What you have to do: Find the string "Budapest" and gather every line that holds it.

Input rows:
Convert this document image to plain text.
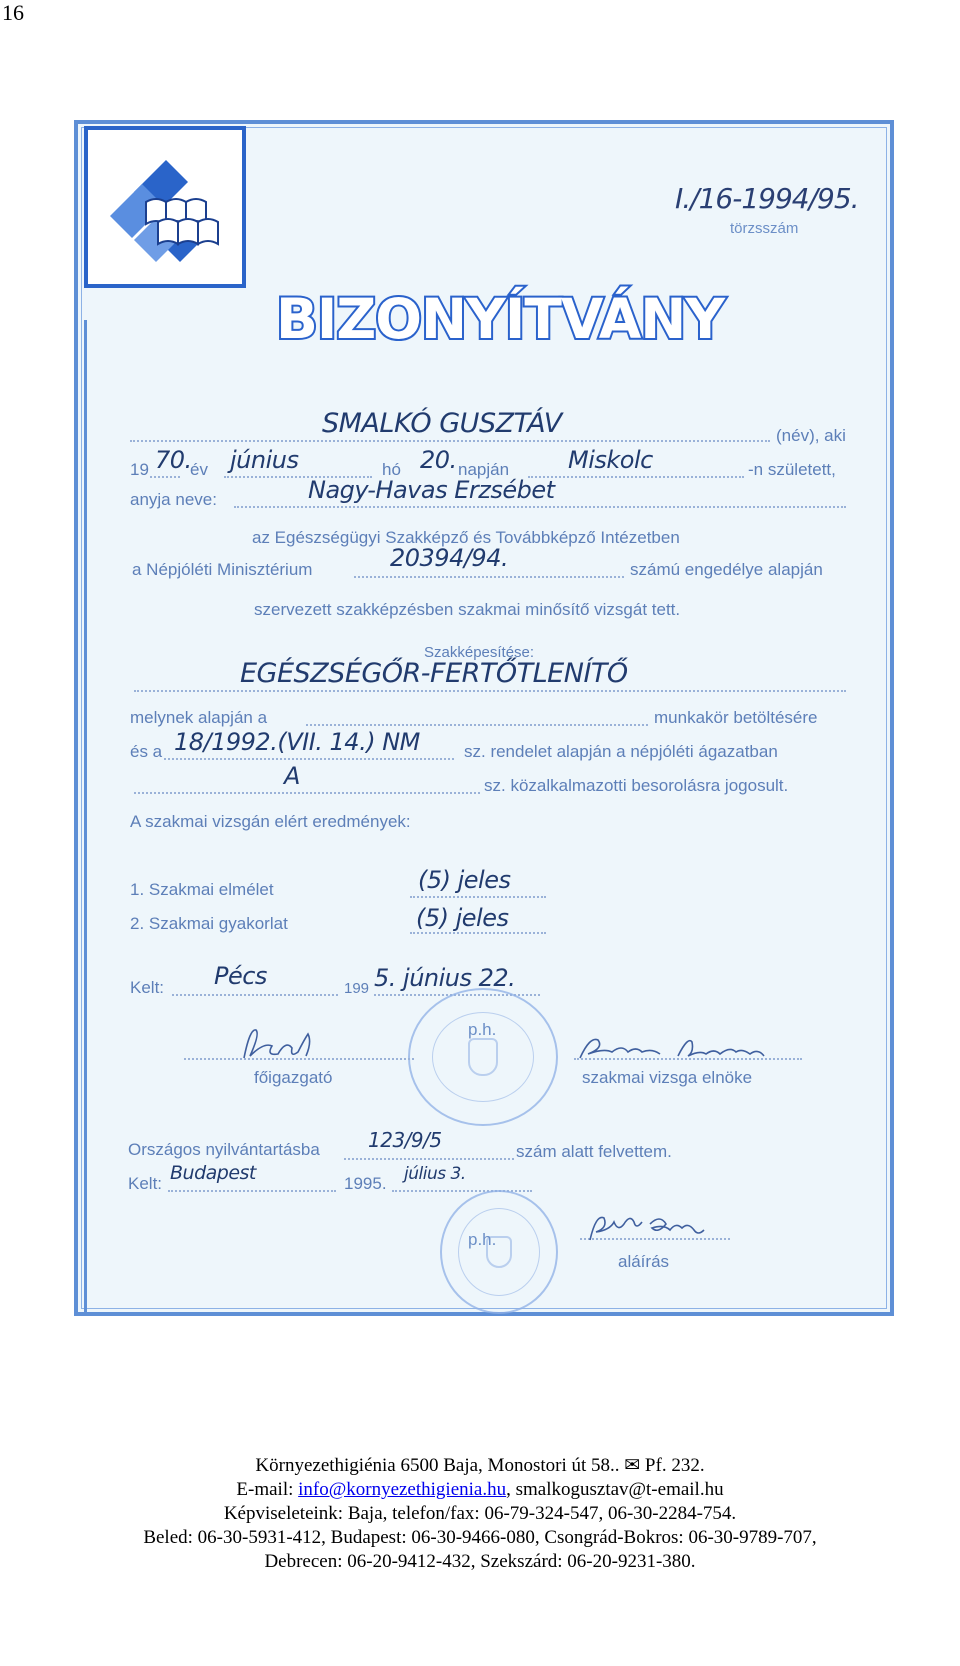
16
I./16-1994/95.
törzsszám
BIZONYÍTVÁNY
SMALKÓ GUSZTÁV	(név), aki
19 70.
év június	hó 20. napján Miskolc	-n született,
anyja neve:	Nagy-Havas Erzsébet
az Egészségügyi Szakképző és Továbbképző Intézetben
a Népjóléti Minisztérium	20394/94.	számú engedélye alapján
szervezett szakképzésben szakmai minősítő vizsgát tett.
Szakképesítése:
EGÉSZSÉGŐR-FERTŐTLENÍTŐ
melynek alapján a	munkakör betöltésére
és a 18/1992.(VII. 14.) NM	sz. rendelet alapján a népjóléti ágazatban
A	sz. közalkalmazotti besorolásra jogosult.
A szakmai vizsgán elért eredmények:
1. Szakmai elmélet	(5) jeles
2. Szakmai gyakorlat	(5) jeles
Kelt: Pécs	199 5. június 22.
p.h.
főigazgató	szakmai vizsga elnöke
Országos nyilvántartásba 123/9/5	szám alatt felvettem.
Kelt: Budapest	1995. július 3.
p.h.
aláírás
Környezethigiénia 6500 Baja, Monostori út 58.. ✉ Pf. 232.
E-mail: info@kornyezethigienia.hu, smalkogusztav@t-email.hu
Képviseleteink: Baja, telefon/fax: 06-79-324-547, 06-30-2284-754.
Beled: 06-30-5931-412, Budapest: 06-30-9466-080, Csongrád-Bokros: 06-30-9789-707,
Debrecen: 06-20-9412-432, Szekszárd: 06-20-9231-380.
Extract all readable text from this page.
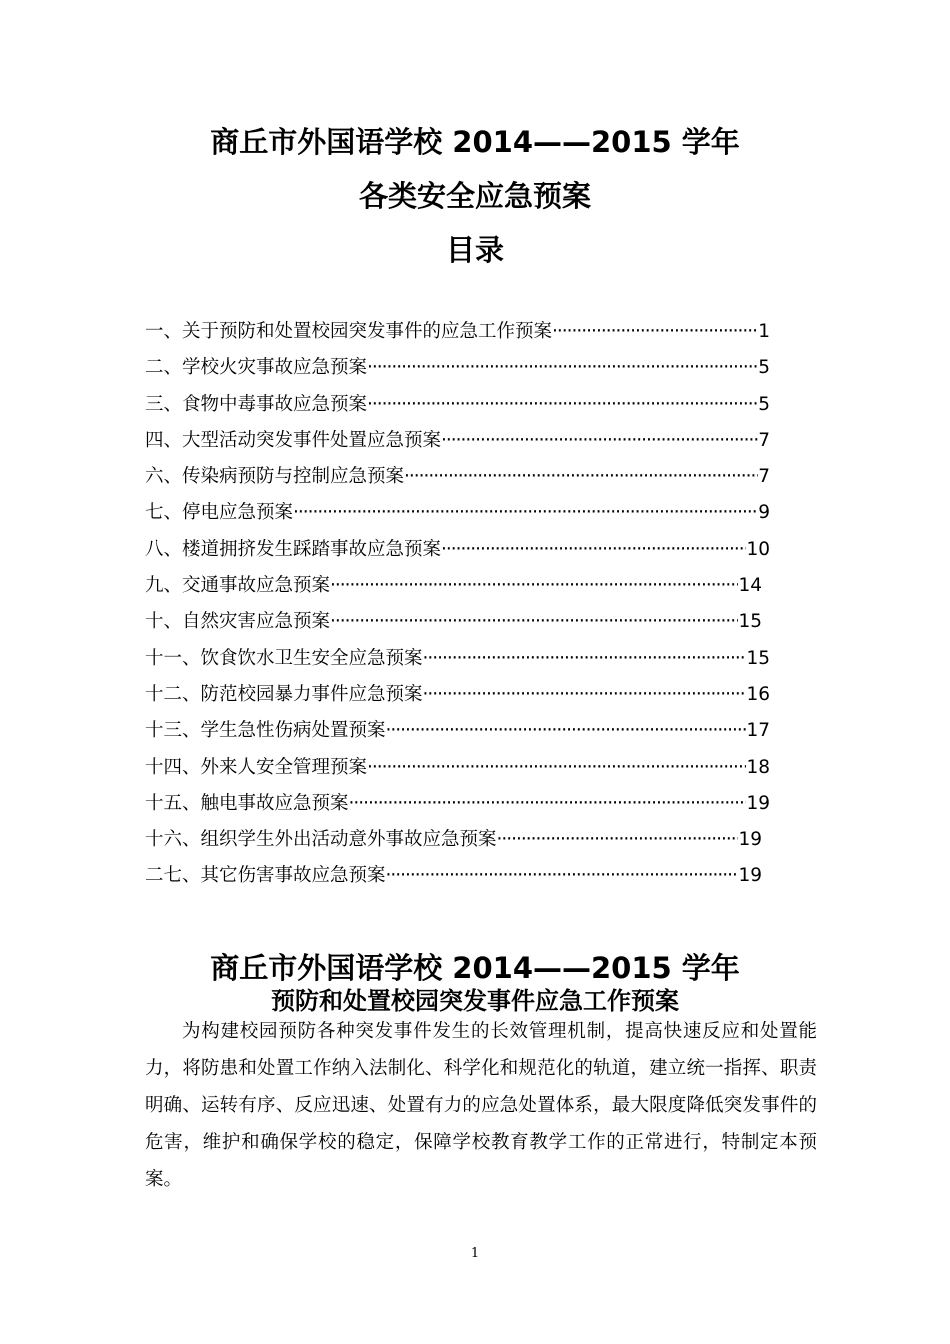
商丘市外国语学校 2014——2015 学年
各类安全应急预案
目录
一、关于预防和处置校园突发事件的应急工作预案 ·····	1
二、学校火灾事故应急预案 ·····	5
三、食物中毒事故应急预案 ·····	5
四、大型活动突发事件处置应急预案 ·····	7
六、传染病预防与控制应急预案 ·····	7
七、停电应急预案 ·····	9
八、楼道拥挤发生踩踏事故应急预案 ·····	10
九、交通事故应急预案 ·····	14
十、自然灾害应急预案 ·····	15
十一、饮食饮水卫生安全应急预案 ·····	15
十二、防范校园暴力事件应急预案 ·····	16
十三、学生急性伤病处置预案 ·····	17
十四、外来人安全管理预案 ·····	18
十五、触电事故应急预案 ·····	19
十六、组织学生外出活动意外事故应急预案 ·····	19
二七、其它伤害事故应急预案 ·····	19
商丘市外国语学校 2014——2015 学年
预防和处置校园突发事件应急工作预案

为构建校园预防各种突发事件发生的长效管理机制，提高快速反应和处置能力，将防患和处置工作纳入法制化、科学化和规范化的轨道，建立统一指挥、职责明确、运转有序、反应迅速、处置有力的应急处置体系，最大限度降低突发事件的危害，维护和确保学校的稳定，保障学校教育教学工作的正常进行，特制定本预案。

1
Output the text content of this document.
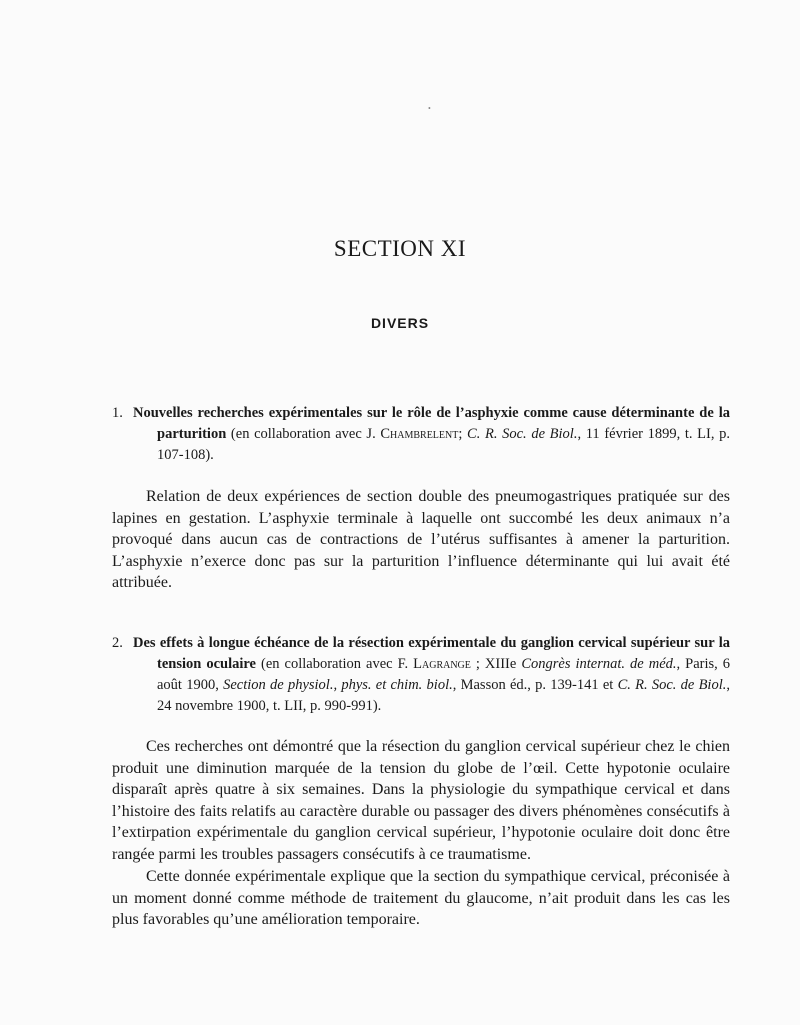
•
SECTION XI
DIVERS
1. Nouvelles recherches expérimentales sur le rôle de l’asphyxie comme cause déterminante de la parturition (en collaboration avec J. Chambrelent; C. R. Soc. de Biol., 11 février 1899, t. LI, p. 107-108).

Relation de deux expériences de section double des pneumogastriques pratiquée sur des lapines en gestation. L’asphyxie terminale à laquelle ont succombé les deux animaux n’a provoqué dans aucun cas de contractions de l’utérus suffisantes à amener la parturition. L’asphyxie n’exerce donc pas sur la parturition l’influence déterminante qui lui avait été attribuée.

2. Des effets à longue échéance de la résection expérimentale du ganglion cervical supérieur sur la tension oculaire (en collaboration avec F. Lagrange ; XIIIe Congrès internat. de méd., Paris, 6 août 1900, Section de physiol., phys. et chim. biol., Masson éd., p. 139-141 et C. R. Soc. de Biol., 24 novembre 1900, t. LII, p. 990-991).

Ces recherches ont démontré que la résection du ganglion cervical supérieur chez le chien produit une diminution marquée de la tension du globe de l’œil. Cette hypotonie oculaire disparaît après quatre à six semaines. Dans la physiologie du sympathique cervical et dans l’histoire des faits relatifs au caractère durable ou passager des divers phénomènes consécutifs à l’extirpation expérimentale du ganglion cervical supérieur, l’hypotonie oculaire doit donc être rangée parmi les troubles passagers consécutifs à ce traumatisme.

Cette donnée expérimentale explique que la section du sympathique cervical, préconisée à un moment donné comme méthode de traitement du glaucome, n’ait produit dans les cas les plus favorables qu’une amélioration temporaire.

Written response:
Kelt: Budapest	1995. július 3.
Beled: 06-30-5931-412, Budapest: 06-30-9466-080, Csongrád-Bokros: 06-30-9789-707,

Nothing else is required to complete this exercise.